REQUIRED TASK:
Return the listing below exactly, with the pictures dropped.

Stored dataset items:
** BEGIN **

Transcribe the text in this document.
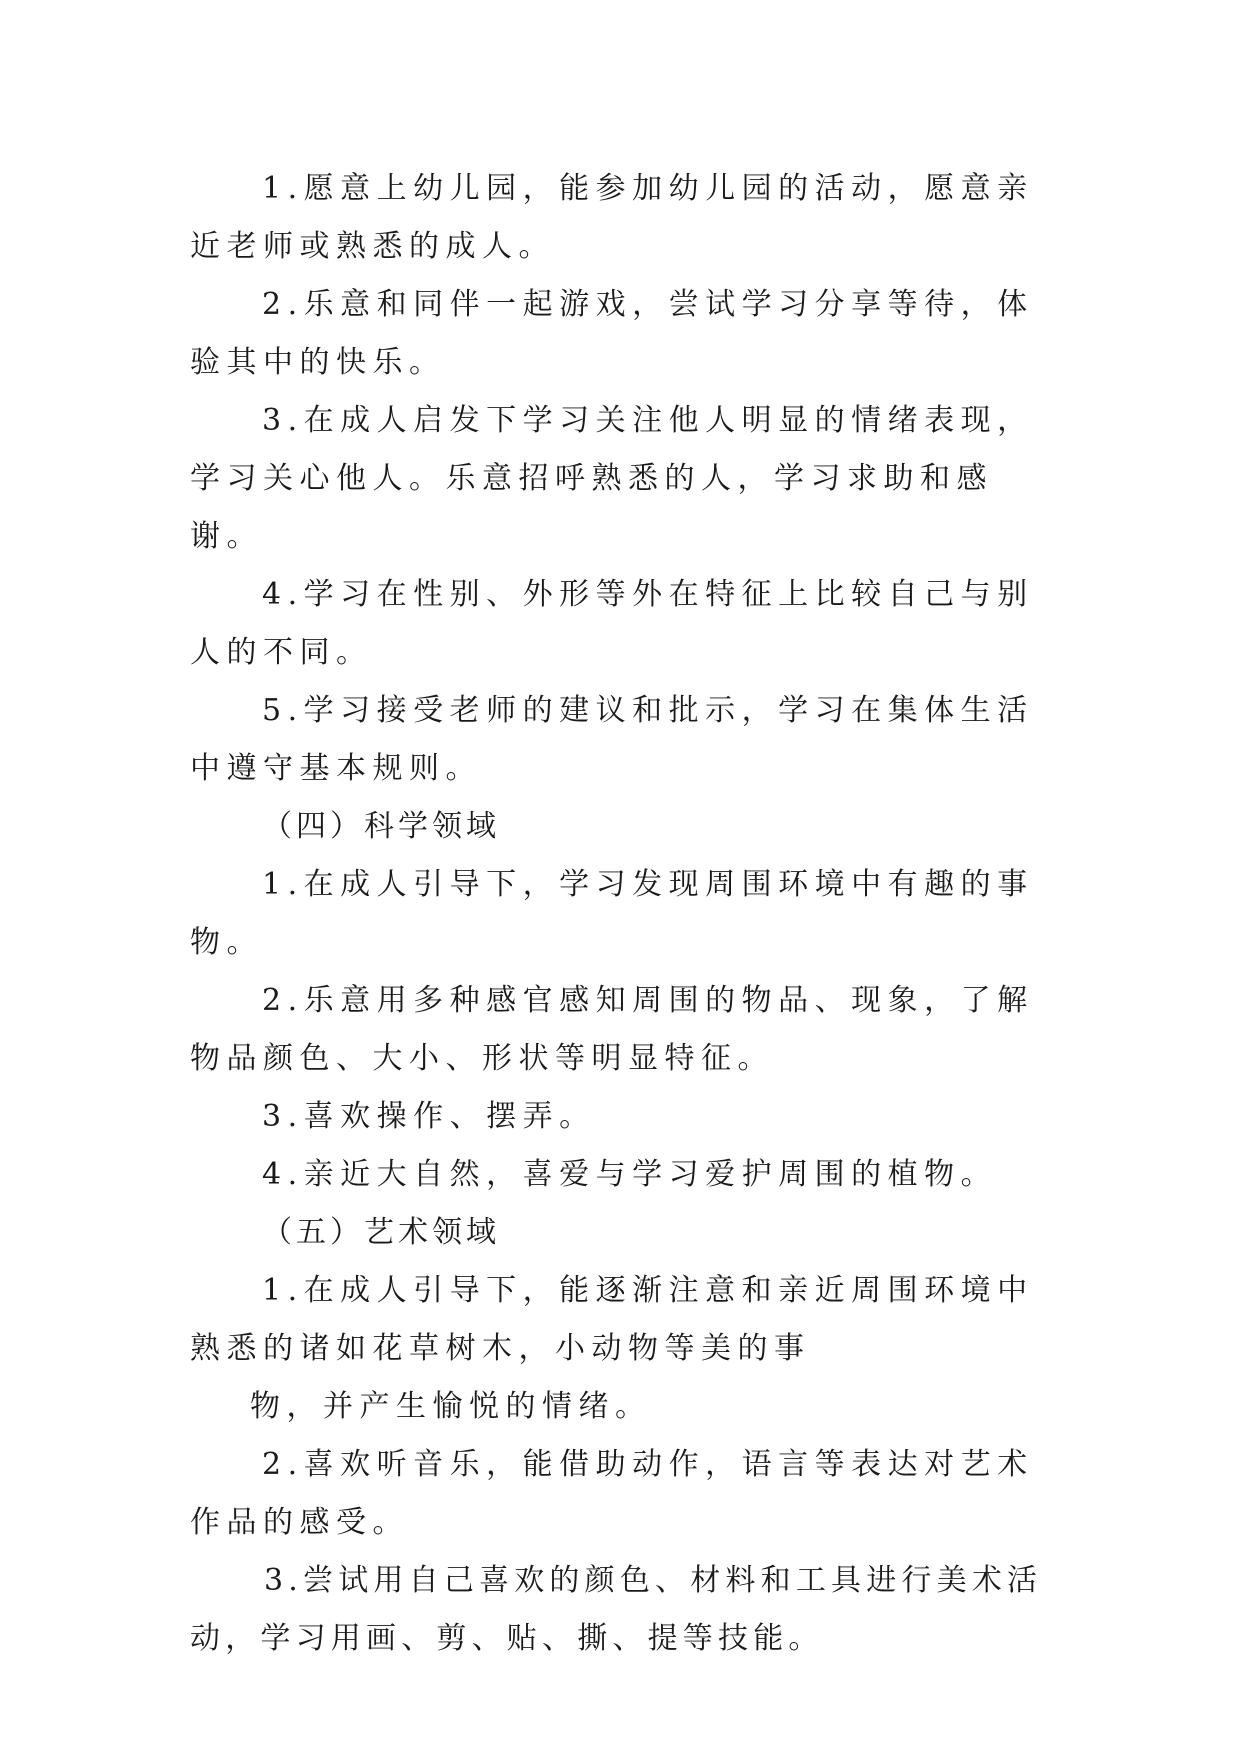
1.愿意上幼儿园，能参加幼儿园的活动，愿意亲近老师或熟悉的成人。

2.乐意和同伴一起游戏，尝试学习分享等待，体验其中的快乐。

3.在成人启发下学习关注他人明显的情绪表现，学习关心他人。乐意招呼熟悉的人，学习求助和感谢。

4.学习在性别、外形等外在特征上比较自己与别人的不同。

5.学习接受老师的建议和批示，学习在集体生活中遵守基本规则。

（四）科学领域

1.在成人引导下，学习发现周围环境中有趣的事物。

2.乐意用多种感官感知周围的物品、现象，了解物品颜色、大小、形状等明显特征。

3.喜欢操作、摆弄。

4.亲近大自然，喜爱与学习爱护周围的植物。

（五）艺术领域

1.在成人引导下，能逐渐注意和亲近周围环境中熟悉的诸如花草树木，小动物等美的事

物，并产生愉悦的情绪。

2.喜欢听音乐，能借助动作，语言等表达对艺术作品的感受。

3.尝试用自己喜欢的颜色、材料和工具进行美术活动，学习用画、剪、贴、撕、提等技能。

** END **

EXERCISE RESPONSE:
Transcribe the text in this document.
1.愿意上幼儿园，能参加幼儿园的活动，愿意亲近老师或熟悉的成人。

2.乐意和同伴一起游戏，尝试学习分享等待，体验其中的快乐。

3.在成人启发下学习关注他人明显的情绪表现，学习关心他人。乐意招呼熟悉的人，学习求助和感谢。

4.学习在性别、外形等外在特征上比较自己与别人的不同。

5.学习接受老师的建议和批示，学习在集体生活中遵守基本规则。

（四）科学领域

1.在成人引导下，学习发现周围环境中有趣的事物。

2.乐意用多种感官感知周围的物品、现象，了解物品颜色、大小、形状等明显特征。

3.喜欢操作、摆弄。

4.亲近大自然，喜爱与学习爱护周围的植物。

（五）艺术领域

1.在成人引导下，能逐渐注意和亲近周围环境中熟悉的诸如花草树木，小动物等美的事

物，并产生愉悦的情绪。

2.喜欢听音乐，能借助动作，语言等表达对艺术作品的感受。

3.尝试用自己喜欢的颜色、材料和工具进行美术活动，学习用画、剪、贴、撕、提等技能。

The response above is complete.